Opdracht:
Geef de rijen vanaf het begin tot en met de rij met "legend-label-ga: GA: [1040, 562, 1081, 595]" ongewijzigd opnieuw weer.

Gegevensuittreksel:
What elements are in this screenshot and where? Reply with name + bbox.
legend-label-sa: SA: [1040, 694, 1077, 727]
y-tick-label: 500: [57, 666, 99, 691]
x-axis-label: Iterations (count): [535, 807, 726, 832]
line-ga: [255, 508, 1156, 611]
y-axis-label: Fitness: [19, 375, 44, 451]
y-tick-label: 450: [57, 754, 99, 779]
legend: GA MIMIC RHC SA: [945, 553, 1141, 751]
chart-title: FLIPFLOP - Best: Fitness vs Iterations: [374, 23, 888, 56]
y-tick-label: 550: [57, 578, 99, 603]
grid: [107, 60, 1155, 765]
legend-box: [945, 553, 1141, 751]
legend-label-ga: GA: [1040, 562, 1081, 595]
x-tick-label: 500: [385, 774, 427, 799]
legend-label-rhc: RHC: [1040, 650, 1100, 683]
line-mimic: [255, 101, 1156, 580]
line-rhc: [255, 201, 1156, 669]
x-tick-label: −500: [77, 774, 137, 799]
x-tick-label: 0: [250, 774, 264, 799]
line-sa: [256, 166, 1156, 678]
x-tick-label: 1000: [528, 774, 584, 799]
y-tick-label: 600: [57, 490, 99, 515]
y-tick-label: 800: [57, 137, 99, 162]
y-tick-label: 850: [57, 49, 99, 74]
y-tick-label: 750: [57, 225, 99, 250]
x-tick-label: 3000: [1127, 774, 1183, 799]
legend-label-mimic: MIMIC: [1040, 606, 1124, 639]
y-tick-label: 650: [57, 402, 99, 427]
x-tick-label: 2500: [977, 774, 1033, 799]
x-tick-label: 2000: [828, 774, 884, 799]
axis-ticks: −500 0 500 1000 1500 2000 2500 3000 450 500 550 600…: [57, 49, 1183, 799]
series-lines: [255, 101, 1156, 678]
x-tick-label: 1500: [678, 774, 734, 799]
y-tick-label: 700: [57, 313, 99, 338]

Het antwoord:
What elements are in this screenshot and where? Reply with name + bbox.
legend-label-sa: SA: [1040, 694, 1077, 727]
y-tick-label: 500: [57, 666, 99, 691]
x-axis-label: Iterations (count): [535, 807, 726, 832]
line-ga: [255, 508, 1156, 611]
y-axis-label: Fitness: [19, 375, 44, 451]
y-tick-label: 450: [57, 754, 99, 779]
legend: GA MIMIC RHC SA: [945, 553, 1141, 751]
chart-title: FLIPFLOP - Best: Fitness vs Iterations: [374, 23, 888, 56]
y-tick-label: 550: [57, 578, 99, 603]
grid: [107, 60, 1155, 765]
legend-box: [945, 553, 1141, 751]
legend-label-ga: GA: [1040, 562, 1081, 595]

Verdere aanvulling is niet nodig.